> _What you are asked to do_: Give the total number of lines with the word "Khamwijit" in them, and no other words.

> _Excerpted data_:

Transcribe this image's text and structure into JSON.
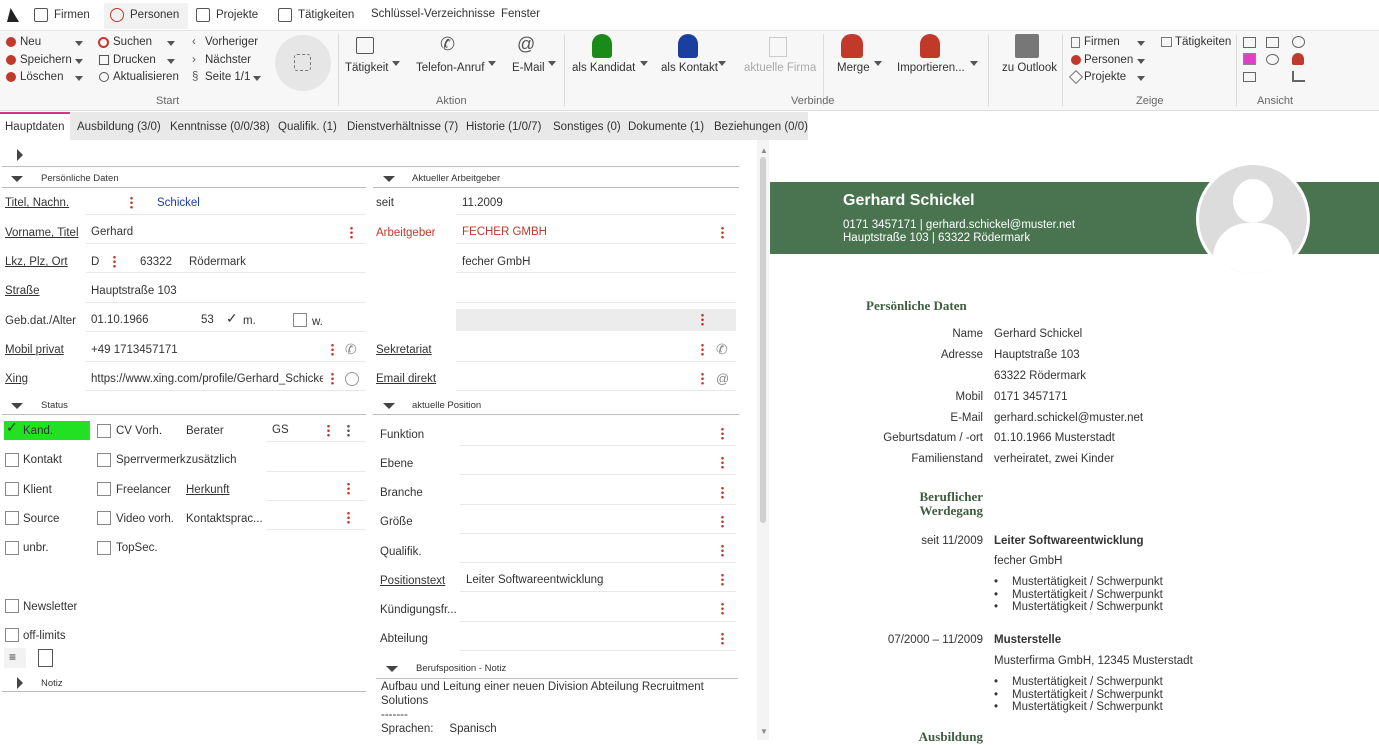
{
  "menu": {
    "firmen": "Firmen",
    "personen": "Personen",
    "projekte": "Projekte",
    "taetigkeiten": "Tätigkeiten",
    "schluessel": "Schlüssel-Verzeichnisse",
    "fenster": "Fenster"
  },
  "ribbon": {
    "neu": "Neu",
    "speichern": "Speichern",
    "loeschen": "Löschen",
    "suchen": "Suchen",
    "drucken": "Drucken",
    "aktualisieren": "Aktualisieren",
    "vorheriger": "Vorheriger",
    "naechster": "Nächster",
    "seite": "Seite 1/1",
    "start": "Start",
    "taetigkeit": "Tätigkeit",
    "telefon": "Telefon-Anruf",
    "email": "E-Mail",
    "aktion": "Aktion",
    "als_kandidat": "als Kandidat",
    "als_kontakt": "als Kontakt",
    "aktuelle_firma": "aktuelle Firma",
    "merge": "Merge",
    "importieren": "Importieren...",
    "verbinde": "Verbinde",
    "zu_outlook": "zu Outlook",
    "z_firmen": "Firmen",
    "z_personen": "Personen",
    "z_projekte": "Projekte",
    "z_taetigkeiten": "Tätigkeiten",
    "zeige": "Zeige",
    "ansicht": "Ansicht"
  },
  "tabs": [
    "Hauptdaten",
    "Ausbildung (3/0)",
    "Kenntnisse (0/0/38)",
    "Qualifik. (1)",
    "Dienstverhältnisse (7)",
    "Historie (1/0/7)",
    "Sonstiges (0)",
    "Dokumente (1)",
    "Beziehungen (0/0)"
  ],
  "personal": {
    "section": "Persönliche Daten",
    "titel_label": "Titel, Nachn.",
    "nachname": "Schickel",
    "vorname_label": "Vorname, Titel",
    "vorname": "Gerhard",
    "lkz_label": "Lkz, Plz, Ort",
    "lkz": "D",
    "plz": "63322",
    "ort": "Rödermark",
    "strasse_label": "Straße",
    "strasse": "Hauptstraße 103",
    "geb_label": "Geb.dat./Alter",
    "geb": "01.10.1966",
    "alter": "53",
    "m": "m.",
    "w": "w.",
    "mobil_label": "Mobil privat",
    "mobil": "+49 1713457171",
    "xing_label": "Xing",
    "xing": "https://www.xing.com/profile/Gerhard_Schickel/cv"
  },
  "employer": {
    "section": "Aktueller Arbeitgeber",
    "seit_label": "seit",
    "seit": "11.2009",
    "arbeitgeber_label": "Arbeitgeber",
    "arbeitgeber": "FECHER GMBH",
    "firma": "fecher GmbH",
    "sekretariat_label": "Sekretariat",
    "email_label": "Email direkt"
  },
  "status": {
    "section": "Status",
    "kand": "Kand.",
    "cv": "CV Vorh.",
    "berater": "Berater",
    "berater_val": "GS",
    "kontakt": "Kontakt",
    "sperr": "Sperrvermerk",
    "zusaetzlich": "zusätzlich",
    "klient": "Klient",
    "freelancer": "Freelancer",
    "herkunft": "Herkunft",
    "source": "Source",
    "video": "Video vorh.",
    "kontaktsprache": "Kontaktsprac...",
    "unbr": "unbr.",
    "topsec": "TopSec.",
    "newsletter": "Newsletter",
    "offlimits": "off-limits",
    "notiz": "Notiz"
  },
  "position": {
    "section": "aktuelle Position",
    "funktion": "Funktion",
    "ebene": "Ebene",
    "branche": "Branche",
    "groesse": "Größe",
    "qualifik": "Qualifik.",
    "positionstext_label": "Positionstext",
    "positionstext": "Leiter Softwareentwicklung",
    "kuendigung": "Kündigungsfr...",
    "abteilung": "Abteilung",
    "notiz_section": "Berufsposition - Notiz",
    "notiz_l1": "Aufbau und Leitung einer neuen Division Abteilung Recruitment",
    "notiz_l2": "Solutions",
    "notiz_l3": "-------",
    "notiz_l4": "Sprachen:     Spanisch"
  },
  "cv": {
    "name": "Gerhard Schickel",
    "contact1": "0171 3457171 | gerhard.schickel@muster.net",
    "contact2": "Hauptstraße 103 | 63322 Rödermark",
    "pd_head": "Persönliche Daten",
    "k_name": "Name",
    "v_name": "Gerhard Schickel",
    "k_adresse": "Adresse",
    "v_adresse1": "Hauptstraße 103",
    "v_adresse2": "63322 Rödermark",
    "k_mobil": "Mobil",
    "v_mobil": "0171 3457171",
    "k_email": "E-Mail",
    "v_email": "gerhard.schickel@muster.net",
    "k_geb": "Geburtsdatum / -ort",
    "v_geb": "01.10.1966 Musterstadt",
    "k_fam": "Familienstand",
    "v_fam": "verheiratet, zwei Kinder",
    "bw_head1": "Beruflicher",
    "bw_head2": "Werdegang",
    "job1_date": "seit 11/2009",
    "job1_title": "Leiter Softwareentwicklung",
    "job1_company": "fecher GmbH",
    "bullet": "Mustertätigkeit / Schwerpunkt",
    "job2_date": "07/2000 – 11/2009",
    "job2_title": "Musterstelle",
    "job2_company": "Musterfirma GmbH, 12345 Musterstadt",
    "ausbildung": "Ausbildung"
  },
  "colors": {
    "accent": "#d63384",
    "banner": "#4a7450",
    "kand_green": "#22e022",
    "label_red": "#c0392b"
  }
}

---

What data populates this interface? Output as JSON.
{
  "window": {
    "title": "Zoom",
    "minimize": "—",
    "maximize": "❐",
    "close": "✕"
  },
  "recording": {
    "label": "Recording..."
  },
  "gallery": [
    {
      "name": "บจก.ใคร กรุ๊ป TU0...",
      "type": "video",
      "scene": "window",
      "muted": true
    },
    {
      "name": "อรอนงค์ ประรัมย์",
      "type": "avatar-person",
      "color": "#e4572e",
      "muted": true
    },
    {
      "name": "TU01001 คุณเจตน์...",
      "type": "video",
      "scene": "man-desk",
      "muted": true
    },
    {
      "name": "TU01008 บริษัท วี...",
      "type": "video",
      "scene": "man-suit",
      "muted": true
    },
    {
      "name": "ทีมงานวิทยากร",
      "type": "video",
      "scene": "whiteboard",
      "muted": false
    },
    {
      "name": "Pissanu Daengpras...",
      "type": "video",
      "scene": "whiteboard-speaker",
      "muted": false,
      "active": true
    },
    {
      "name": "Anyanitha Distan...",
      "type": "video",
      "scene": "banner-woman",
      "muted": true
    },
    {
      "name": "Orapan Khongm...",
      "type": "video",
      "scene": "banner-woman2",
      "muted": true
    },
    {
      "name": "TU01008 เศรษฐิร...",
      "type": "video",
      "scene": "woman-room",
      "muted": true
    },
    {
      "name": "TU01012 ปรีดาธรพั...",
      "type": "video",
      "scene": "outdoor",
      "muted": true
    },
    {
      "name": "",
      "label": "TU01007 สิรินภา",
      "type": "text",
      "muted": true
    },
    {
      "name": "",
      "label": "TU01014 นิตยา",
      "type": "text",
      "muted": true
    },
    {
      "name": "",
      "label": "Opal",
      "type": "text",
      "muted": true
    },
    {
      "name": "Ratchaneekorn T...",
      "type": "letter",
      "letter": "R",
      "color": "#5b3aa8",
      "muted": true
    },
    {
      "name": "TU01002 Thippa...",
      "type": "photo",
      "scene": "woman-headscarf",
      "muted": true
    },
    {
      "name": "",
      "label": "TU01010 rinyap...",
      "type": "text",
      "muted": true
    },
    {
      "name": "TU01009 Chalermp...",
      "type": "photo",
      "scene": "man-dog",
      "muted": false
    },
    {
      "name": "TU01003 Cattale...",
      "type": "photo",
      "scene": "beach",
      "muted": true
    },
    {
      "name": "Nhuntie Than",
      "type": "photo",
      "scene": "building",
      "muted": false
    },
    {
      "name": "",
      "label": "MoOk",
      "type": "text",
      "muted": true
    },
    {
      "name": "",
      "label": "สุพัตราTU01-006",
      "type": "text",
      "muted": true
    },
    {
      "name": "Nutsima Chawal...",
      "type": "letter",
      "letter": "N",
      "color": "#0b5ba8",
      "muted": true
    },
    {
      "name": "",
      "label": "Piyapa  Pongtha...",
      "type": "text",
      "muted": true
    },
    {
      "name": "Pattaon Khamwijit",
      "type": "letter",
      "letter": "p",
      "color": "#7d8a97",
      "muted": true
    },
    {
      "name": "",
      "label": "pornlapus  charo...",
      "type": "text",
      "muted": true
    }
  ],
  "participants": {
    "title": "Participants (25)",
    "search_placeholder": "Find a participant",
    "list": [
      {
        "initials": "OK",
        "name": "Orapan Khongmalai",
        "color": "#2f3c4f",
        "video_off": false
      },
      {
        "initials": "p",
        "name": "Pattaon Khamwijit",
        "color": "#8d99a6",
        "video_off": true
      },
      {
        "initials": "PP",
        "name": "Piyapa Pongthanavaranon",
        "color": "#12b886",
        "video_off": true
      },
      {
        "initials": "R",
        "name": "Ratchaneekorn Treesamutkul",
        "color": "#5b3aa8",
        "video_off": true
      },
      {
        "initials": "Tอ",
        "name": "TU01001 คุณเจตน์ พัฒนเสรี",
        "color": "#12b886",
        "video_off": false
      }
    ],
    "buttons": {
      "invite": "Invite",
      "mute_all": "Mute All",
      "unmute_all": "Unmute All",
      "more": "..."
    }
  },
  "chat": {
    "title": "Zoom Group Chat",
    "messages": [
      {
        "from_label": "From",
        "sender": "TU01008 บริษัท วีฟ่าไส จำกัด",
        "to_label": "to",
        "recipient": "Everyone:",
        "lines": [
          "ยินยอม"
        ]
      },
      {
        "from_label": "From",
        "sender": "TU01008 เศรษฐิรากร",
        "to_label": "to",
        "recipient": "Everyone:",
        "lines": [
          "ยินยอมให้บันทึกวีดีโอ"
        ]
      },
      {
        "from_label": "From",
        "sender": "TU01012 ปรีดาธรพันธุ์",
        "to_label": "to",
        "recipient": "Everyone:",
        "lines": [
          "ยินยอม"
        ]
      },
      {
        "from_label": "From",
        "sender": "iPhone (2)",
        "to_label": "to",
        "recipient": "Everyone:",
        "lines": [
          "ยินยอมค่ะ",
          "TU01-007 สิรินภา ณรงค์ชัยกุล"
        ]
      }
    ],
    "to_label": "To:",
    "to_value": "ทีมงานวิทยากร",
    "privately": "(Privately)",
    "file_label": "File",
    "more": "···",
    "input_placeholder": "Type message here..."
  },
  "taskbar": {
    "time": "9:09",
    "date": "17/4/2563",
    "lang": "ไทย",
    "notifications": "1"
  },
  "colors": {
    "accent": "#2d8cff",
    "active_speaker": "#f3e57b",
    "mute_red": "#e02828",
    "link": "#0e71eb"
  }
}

> _Solution to this task_: 2